* INSTRUCTIONS TO FOLLOW:
Write out every entry precisely as given, leaving the pictures out.

[A run of records]
____

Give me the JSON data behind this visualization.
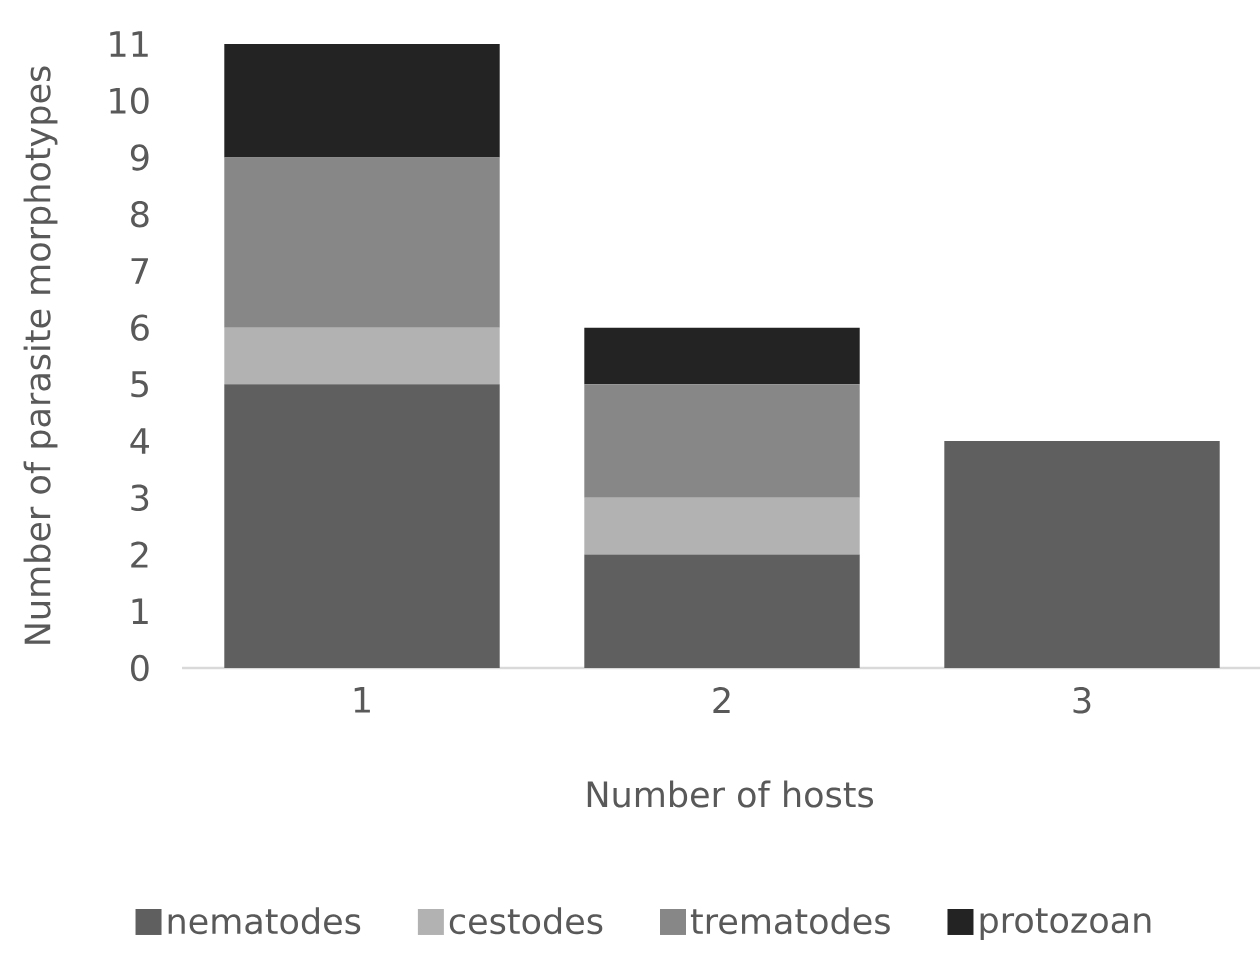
{
  "chart_data": {
    "type": "bar",
    "stacked": true,
    "xlabel": "Number of hosts",
    "ylabel": "Number of parasite morphotypes",
    "categories": [
      "1",
      "2",
      "3"
    ],
    "series": [
      {
        "name": "nematodes",
        "color": "#5f5f5f",
        "values": [
          5,
          2,
          4
        ]
      },
      {
        "name": "cestodes",
        "color": "#b2b2b2",
        "values": [
          1,
          1,
          0
        ]
      },
      {
        "name": "trematodes",
        "color": "#878787",
        "values": [
          3,
          2,
          0
        ]
      },
      {
        "name": "protozoan",
        "color": "#232323",
        "values": [
          2,
          1,
          0
        ]
      }
    ],
    "ylim": [
      0,
      11
    ],
    "yticks": [
      0,
      1,
      2,
      3,
      4,
      5,
      6,
      7,
      8,
      9,
      10,
      11
    ],
    "legend": "bottom"
  }
}
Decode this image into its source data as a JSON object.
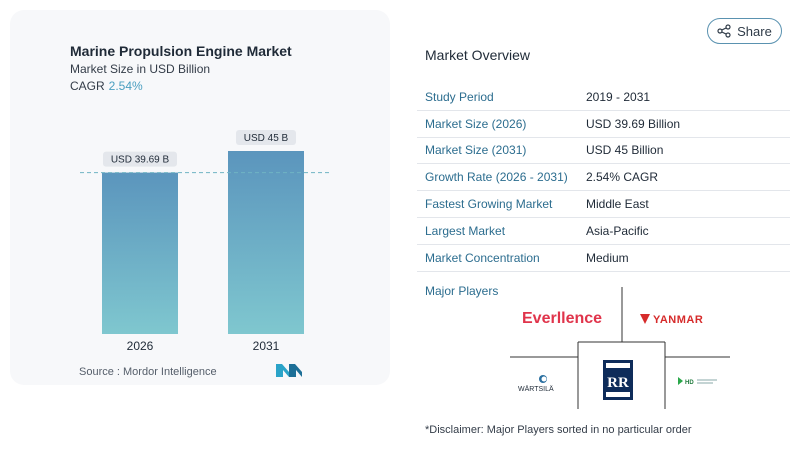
{
  "chart": {
    "title": "Marine Propulsion Engine Market",
    "subtitle": "Market Size in USD Billion",
    "cagr_label": "CAGR",
    "cagr_value": "2.54%",
    "source": "Source :  Mordor Intelligence",
    "colors": {
      "bar_top": "#5b95bd",
      "bar_bottom": "#7fc7cf",
      "dash": "#6fb4c4",
      "label_bg": "#e4e7ec"
    }
  },
  "chart_data": {
    "type": "bar",
    "categories": [
      "2026",
      "2031"
    ],
    "values": [
      39.69,
      45
    ],
    "data_labels": [
      "USD 39.69 B",
      "USD 45 B"
    ],
    "ylim": [
      0,
      45
    ],
    "xlabel": "",
    "ylabel": "",
    "reference_line": 39.69
  },
  "share": {
    "label": "Share",
    "icon": "share-icon"
  },
  "overview": {
    "title": "Market Overview",
    "rows": [
      {
        "key": "Study Period",
        "value": "2019 - 2031"
      },
      {
        "key": "Market Size (2026)",
        "value": "USD 39.69 Billion"
      },
      {
        "key": "Market Size (2031)",
        "value": "USD 45 Billion"
      },
      {
        "key": "Growth Rate (2026 - 2031)",
        "value": "2.54% CAGR"
      },
      {
        "key": "Fastest Growing Market",
        "value": "Middle East"
      },
      {
        "key": "Largest Market",
        "value": "Asia-Pacific"
      },
      {
        "key": "Market Concentration",
        "value": "Medium"
      }
    ]
  },
  "players": {
    "title": "Major Players",
    "logos": [
      "Everllence",
      "YANMAR",
      "WÄRTSILÄ",
      "Rolls-Royce",
      "HD Hyundai"
    ]
  },
  "disclaimer": "*Disclaimer: Major Players sorted in no particular order"
}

____

* RESULT:
Give me the JSON data behind this visualization.
{
  "chart_data": {
    "type": "bar",
    "stacked": true,
    "xlabel": "Number of hosts",
    "ylabel": "Number of parasite morphotypes",
    "categories": [
      "1",
      "2",
      "3"
    ],
    "series": [
      {
        "name": "nematodes",
        "color": "#5f5f5f",
        "values": [
          5,
          2,
          4
        ]
      },
      {
        "name": "cestodes",
        "color": "#b2b2b2",
        "values": [
          1,
          1,
          0
        ]
      },
      {
        "name": "trematodes",
        "color": "#878787",
        "values": [
          3,
          2,
          0
        ]
      },
      {
        "name": "protozoan",
        "color": "#232323",
        "values": [
          2,
          1,
          0
        ]
      }
    ],
    "ylim": [
      0,
      11
    ],
    "yticks": [
      0,
      1,
      2,
      3,
      4,
      5,
      6,
      7,
      8,
      9,
      10,
      11
    ],
    "legend": "bottom"
  }
}
Decode this image into its source data as a JSON object.
{
  "chart": {
    "title": "Marine Propulsion Engine Market",
    "subtitle": "Market Size in USD Billion",
    "cagr_label": "CAGR",
    "cagr_value": "2.54%",
    "source": "Source :  Mordor Intelligence",
    "colors": {
      "bar_top": "#5b95bd",
      "bar_bottom": "#7fc7cf",
      "dash": "#6fb4c4",
      "label_bg": "#e4e7ec"
    }
  },
  "chart_data": {
    "type": "bar",
    "categories": [
      "2026",
      "2031"
    ],
    "values": [
      39.69,
      45
    ],
    "data_labels": [
      "USD 39.69 B",
      "USD 45 B"
    ],
    "ylim": [
      0,
      45
    ],
    "xlabel": "",
    "ylabel": "",
    "reference_line": 39.69
  },
  "share": {
    "label": "Share",
    "icon": "share-icon"
  },
  "overview": {
    "title": "Market Overview",
    "rows": [
      {
        "key": "Study Period",
        "value": "2019 - 2031"
      },
      {
        "key": "Market Size (2026)",
        "value": "USD 39.69 Billion"
      },
      {
        "key": "Market Size (2031)",
        "value": "USD 45 Billion"
      },
      {
        "key": "Growth Rate (2026 - 2031)",
        "value": "2.54% CAGR"
      },
      {
        "key": "Fastest Growing Market",
        "value": "Middle East"
      },
      {
        "key": "Largest Market",
        "value": "Asia-Pacific"
      },
      {
        "key": "Market Concentration",
        "value": "Medium"
      }
    ]
  },
  "players": {
    "title": "Major Players",
    "logos": [
      "Everllence",
      "YANMAR",
      "WÄRTSILÄ",
      "Rolls-Royce",
      "HD Hyundai"
    ]
  },
  "disclaimer": "*Disclaimer: Major Players sorted in no particular order"
}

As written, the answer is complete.